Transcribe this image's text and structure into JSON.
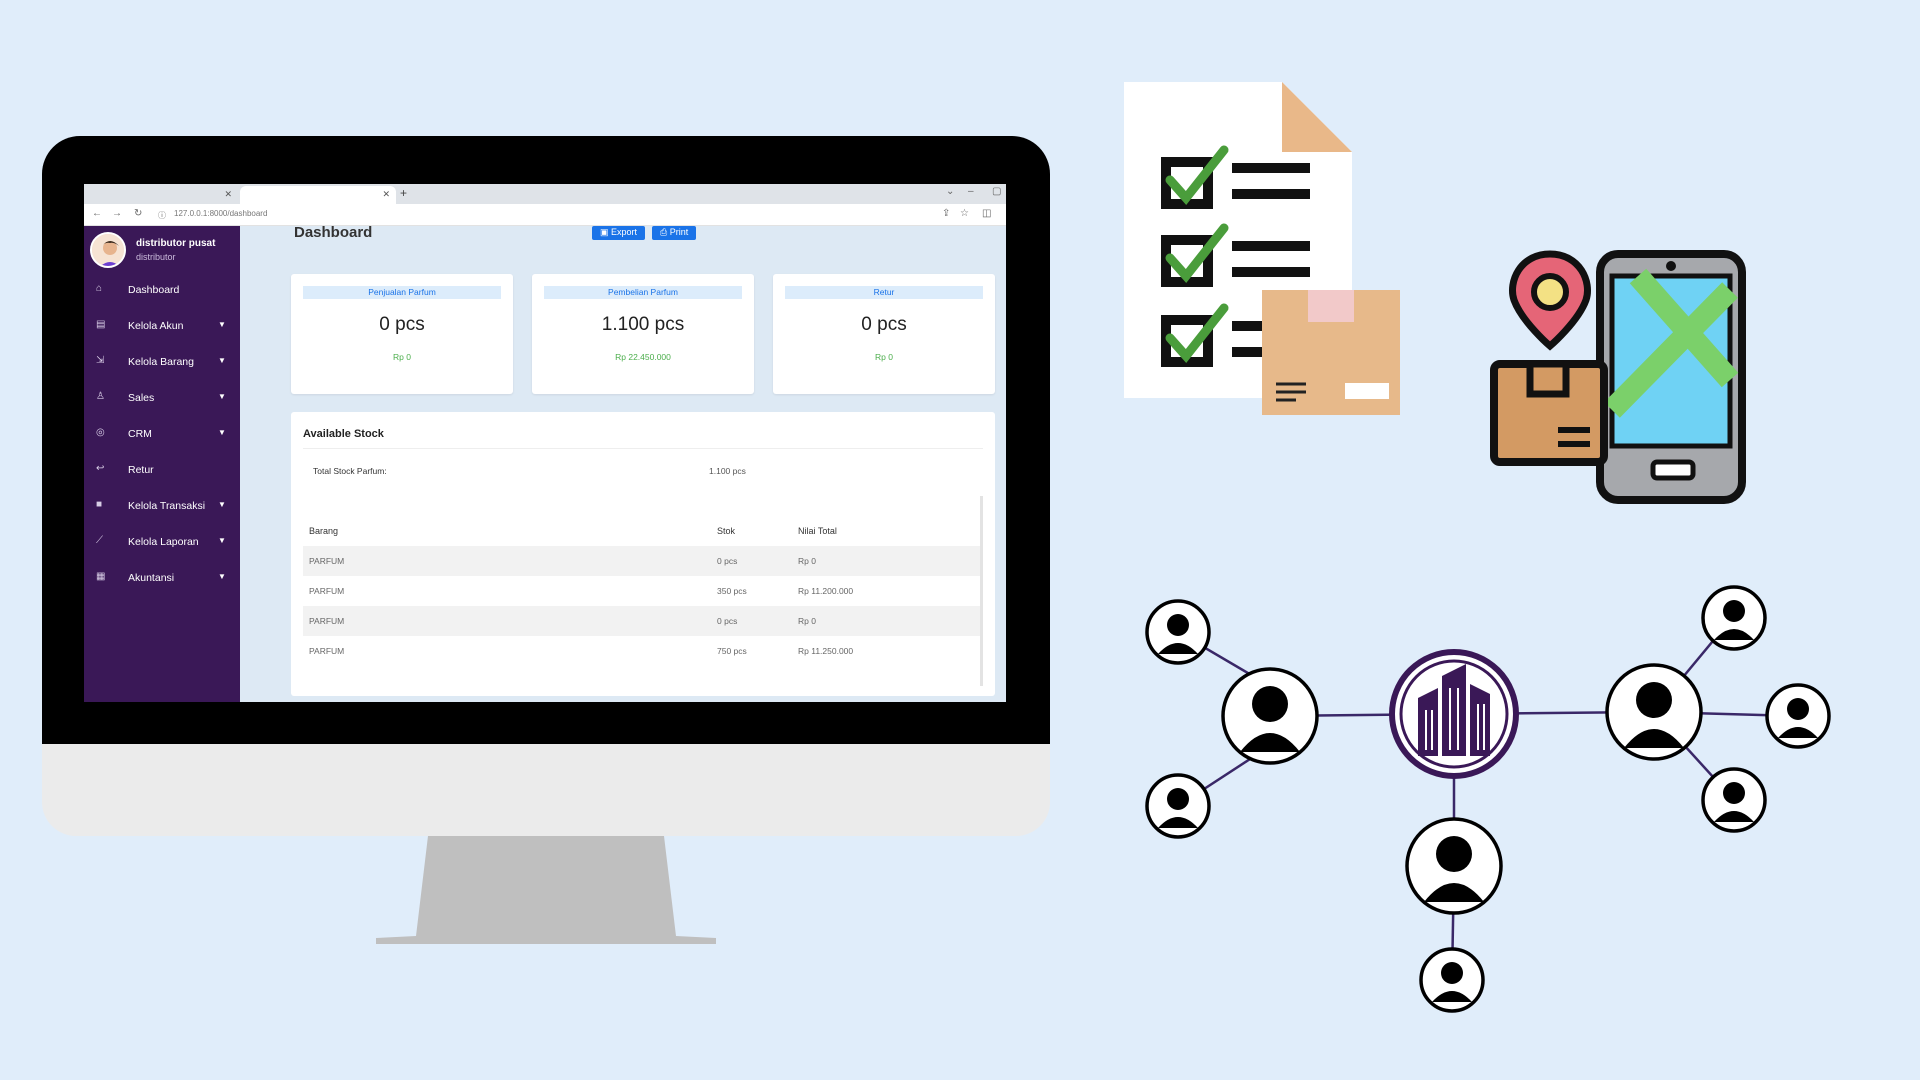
{
  "browser": {
    "url": "127.0.0.1:8000/dashboard"
  },
  "sidebar": {
    "user_name": "distributor pusat",
    "user_role": "distributor",
    "items": [
      {
        "label": "Dashboard",
        "icon": "home-icon",
        "has_caret": false
      },
      {
        "label": "Kelola Akun",
        "icon": "account-icon",
        "has_caret": true
      },
      {
        "label": "Kelola Barang",
        "icon": "box-icon",
        "has_caret": true
      },
      {
        "label": "Sales",
        "icon": "person-icon",
        "has_caret": true
      },
      {
        "label": "CRM",
        "icon": "crm-icon",
        "has_caret": true
      },
      {
        "label": "Retur",
        "icon": "return-icon",
        "has_caret": false
      },
      {
        "label": "Kelola Transaksi",
        "icon": "transaction-icon",
        "has_caret": true
      },
      {
        "label": "Kelola Laporan",
        "icon": "report-icon",
        "has_caret": true
      },
      {
        "label": "Akuntansi",
        "icon": "accounting-icon",
        "has_caret": true
      }
    ]
  },
  "main": {
    "title": "Dashboard",
    "export_label": "Export",
    "print_label": "Print",
    "stats": [
      {
        "header": "Penjualan Parfum",
        "value": "0 pcs",
        "sub": "Rp 0"
      },
      {
        "header": "Pembelian Parfum",
        "value": "1.100 pcs",
        "sub": "Rp 22.450.000"
      },
      {
        "header": "Retur",
        "value": "0 pcs",
        "sub": "Rp 0"
      }
    ],
    "stock": {
      "title": "Available Stock",
      "total_label": "Total Stock Parfum:",
      "total_value": "1.100 pcs",
      "headers": {
        "item": "Barang",
        "stock": "Stok",
        "total": "Nilai Total"
      },
      "rows": [
        {
          "item": "PARFUM",
          "stock": "0 pcs",
          "total": "Rp 0"
        },
        {
          "item": "PARFUM",
          "stock": "350 pcs",
          "total": "Rp 11.200.000"
        },
        {
          "item": "PARFUM",
          "stock": "0 pcs",
          "total": "Rp 0"
        },
        {
          "item": "PARFUM",
          "stock": "750 pcs",
          "total": "Rp 11.250.000"
        }
      ]
    }
  },
  "colors": {
    "background": "#e0edfa",
    "sidebar": "#3a1857",
    "accent": "#1a73e8",
    "success": "#4cae4c",
    "network_node": "#3a1857"
  },
  "illustrations": [
    "checklist-document-icon",
    "delivery-tracking-phone-icon",
    "distribution-network-icon"
  ]
}
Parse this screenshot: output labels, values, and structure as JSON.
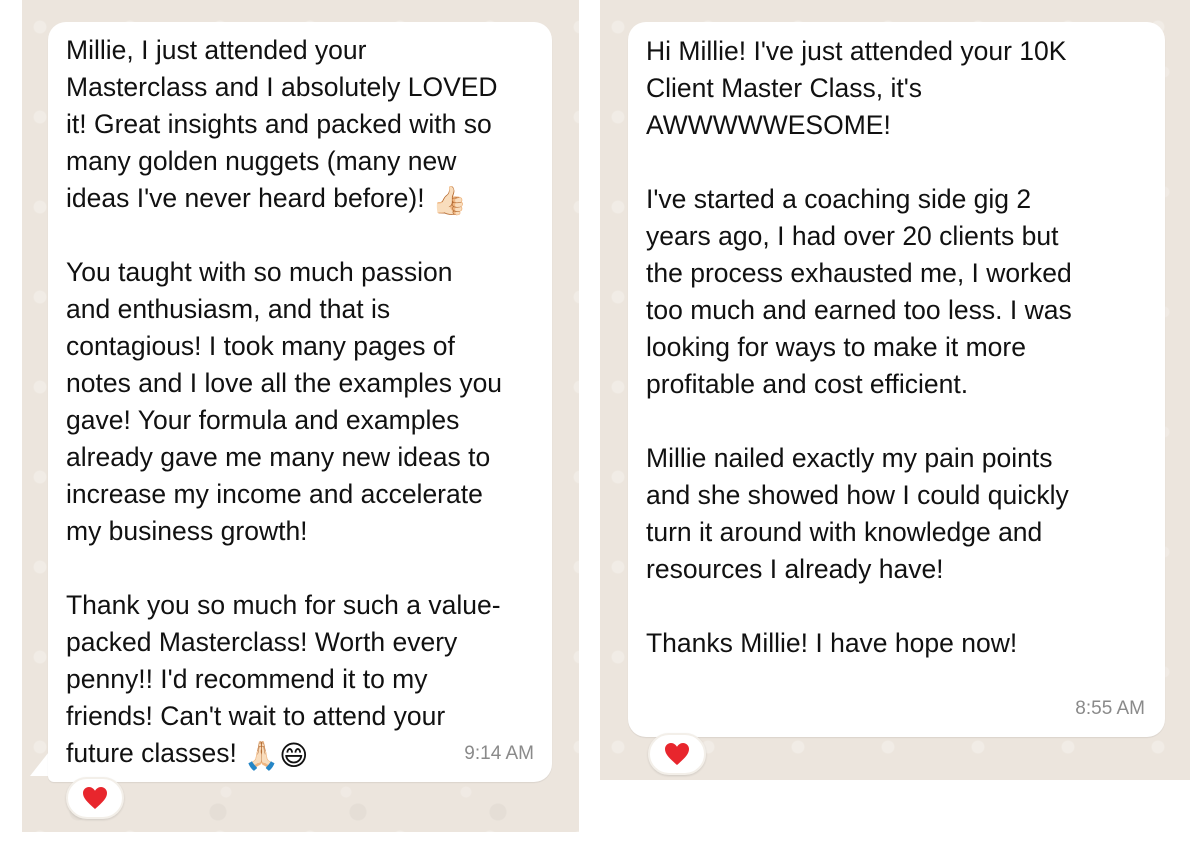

- _Request_:
Using the data above, copy each line that contains "icon".

- _Written response_:
        "icon": "home-icon",
        "icon": "account-icon",
        "icon": "box-icon",
        "icon": "person-icon",
        "icon": "crm-icon",
        "icon": "return-icon",
        "icon": "transaction-icon",
        "icon": "report-icon",
        "icon": "accounting-icon",
    "checklist-document-icon",
    "delivery-tracking-phone-icon",
    "distribution-network-icon"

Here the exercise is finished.